>> Begin Input for this task

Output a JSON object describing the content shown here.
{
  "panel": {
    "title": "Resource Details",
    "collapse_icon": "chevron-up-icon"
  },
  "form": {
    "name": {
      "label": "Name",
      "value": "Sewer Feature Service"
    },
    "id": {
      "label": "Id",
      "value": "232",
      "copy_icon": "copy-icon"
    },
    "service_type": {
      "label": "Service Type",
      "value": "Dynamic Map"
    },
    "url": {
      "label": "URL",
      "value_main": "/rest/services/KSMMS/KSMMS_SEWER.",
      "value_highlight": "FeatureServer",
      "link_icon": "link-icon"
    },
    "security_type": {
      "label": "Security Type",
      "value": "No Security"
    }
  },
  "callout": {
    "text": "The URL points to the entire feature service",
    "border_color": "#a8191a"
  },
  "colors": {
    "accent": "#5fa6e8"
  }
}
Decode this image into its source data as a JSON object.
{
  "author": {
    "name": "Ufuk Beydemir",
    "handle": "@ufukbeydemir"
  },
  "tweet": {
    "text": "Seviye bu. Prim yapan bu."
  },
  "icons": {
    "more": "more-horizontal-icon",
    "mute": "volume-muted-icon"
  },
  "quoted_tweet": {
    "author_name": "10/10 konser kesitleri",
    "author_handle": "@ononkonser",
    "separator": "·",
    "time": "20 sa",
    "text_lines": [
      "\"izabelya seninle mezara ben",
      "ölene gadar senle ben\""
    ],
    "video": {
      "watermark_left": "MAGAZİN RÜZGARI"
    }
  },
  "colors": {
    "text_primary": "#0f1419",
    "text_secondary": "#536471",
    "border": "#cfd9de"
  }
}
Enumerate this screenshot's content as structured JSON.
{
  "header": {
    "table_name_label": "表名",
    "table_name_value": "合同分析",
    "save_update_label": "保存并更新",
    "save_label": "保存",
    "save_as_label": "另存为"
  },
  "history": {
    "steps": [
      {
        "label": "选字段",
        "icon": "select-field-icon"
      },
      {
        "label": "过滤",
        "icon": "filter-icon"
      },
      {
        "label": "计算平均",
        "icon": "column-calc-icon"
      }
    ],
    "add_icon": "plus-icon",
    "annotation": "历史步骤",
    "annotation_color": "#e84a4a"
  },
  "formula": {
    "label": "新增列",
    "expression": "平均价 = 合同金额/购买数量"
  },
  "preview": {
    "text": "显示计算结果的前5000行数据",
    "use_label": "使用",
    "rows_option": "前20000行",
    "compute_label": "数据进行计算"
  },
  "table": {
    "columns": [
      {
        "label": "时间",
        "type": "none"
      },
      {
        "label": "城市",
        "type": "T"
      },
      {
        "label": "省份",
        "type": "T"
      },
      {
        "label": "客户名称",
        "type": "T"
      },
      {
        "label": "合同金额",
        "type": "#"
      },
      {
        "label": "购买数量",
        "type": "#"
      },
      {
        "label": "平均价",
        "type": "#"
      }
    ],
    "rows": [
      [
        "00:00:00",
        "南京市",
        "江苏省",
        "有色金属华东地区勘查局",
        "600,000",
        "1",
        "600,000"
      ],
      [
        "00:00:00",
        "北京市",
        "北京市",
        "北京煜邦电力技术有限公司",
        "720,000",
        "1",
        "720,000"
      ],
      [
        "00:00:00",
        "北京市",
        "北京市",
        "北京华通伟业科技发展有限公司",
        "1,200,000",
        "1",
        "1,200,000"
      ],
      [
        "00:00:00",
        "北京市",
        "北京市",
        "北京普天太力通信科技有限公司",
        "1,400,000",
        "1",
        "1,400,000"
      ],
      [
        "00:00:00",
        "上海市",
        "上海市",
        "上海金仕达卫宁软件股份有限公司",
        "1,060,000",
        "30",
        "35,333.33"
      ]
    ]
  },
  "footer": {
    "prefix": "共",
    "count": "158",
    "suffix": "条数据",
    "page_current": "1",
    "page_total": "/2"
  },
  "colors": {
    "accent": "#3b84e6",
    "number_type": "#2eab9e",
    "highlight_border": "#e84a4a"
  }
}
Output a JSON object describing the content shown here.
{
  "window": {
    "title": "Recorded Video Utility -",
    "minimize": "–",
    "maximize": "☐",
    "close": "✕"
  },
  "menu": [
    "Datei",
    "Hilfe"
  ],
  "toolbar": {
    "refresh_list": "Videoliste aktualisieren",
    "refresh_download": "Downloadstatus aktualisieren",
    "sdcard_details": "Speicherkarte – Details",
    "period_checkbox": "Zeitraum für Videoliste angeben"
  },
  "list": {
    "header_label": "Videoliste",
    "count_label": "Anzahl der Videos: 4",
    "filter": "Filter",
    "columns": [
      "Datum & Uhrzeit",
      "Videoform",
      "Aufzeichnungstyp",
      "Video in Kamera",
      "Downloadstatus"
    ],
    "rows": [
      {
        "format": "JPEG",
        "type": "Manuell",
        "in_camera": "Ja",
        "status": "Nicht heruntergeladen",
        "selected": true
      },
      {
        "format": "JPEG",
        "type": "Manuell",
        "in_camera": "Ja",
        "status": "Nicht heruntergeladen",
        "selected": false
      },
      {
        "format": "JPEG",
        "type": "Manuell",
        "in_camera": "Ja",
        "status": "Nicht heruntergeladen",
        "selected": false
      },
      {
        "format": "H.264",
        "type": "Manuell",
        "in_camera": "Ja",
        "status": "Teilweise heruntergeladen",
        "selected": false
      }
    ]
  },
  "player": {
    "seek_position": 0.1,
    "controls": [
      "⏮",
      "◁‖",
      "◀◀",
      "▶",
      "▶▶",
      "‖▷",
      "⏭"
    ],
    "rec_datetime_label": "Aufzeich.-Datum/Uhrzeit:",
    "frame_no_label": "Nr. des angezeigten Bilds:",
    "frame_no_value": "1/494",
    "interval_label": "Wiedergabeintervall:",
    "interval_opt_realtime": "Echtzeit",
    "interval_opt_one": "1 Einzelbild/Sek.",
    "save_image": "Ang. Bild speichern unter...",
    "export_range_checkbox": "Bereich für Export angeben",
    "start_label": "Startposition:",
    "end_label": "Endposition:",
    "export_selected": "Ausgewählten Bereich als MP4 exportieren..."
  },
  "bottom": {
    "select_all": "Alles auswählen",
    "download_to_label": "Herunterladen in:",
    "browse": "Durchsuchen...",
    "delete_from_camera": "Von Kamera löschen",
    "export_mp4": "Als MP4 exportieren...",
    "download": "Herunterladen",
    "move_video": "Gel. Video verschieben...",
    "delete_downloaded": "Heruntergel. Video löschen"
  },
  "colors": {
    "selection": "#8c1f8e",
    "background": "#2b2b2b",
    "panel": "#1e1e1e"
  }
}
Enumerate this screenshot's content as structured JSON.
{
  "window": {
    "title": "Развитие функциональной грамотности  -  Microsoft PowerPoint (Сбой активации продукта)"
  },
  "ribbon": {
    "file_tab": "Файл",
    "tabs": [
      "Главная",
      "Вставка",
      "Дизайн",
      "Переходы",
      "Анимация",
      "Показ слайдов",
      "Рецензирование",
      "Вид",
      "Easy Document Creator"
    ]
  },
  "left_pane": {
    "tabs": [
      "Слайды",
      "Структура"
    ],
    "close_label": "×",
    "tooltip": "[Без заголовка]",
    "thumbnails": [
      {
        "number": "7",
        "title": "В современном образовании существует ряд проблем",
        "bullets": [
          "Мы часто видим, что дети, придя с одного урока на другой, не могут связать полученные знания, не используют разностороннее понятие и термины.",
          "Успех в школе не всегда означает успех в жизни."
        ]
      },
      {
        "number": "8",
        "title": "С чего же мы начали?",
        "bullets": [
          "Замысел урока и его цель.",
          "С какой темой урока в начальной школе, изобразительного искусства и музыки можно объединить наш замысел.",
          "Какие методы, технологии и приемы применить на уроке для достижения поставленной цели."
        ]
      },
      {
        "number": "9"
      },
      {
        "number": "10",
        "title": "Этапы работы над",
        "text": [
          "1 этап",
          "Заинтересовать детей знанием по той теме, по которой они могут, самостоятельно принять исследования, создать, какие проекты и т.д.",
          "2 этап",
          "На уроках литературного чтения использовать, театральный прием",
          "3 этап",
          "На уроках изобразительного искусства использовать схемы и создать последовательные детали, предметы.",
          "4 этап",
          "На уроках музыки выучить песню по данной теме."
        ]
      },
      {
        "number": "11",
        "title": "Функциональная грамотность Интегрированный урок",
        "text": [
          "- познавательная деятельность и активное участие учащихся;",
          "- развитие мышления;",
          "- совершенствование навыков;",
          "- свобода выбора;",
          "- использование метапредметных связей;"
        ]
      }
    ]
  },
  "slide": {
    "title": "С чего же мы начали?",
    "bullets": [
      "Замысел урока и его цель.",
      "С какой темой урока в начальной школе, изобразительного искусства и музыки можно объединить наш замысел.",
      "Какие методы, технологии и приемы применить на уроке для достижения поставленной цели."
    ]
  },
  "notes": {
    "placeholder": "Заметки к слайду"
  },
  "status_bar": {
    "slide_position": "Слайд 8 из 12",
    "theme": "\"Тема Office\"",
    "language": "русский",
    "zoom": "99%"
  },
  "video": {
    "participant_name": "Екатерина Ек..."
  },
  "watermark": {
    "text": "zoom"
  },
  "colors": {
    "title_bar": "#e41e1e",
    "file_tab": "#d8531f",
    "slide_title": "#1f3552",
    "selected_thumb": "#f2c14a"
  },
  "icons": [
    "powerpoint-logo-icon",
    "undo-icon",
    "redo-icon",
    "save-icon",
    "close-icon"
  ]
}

>> End Input for this task

Objective => Pull out all lines containing "цель".

Output =>
          "Замысел урока и его цель.",
      "Замысел урока и его цель.",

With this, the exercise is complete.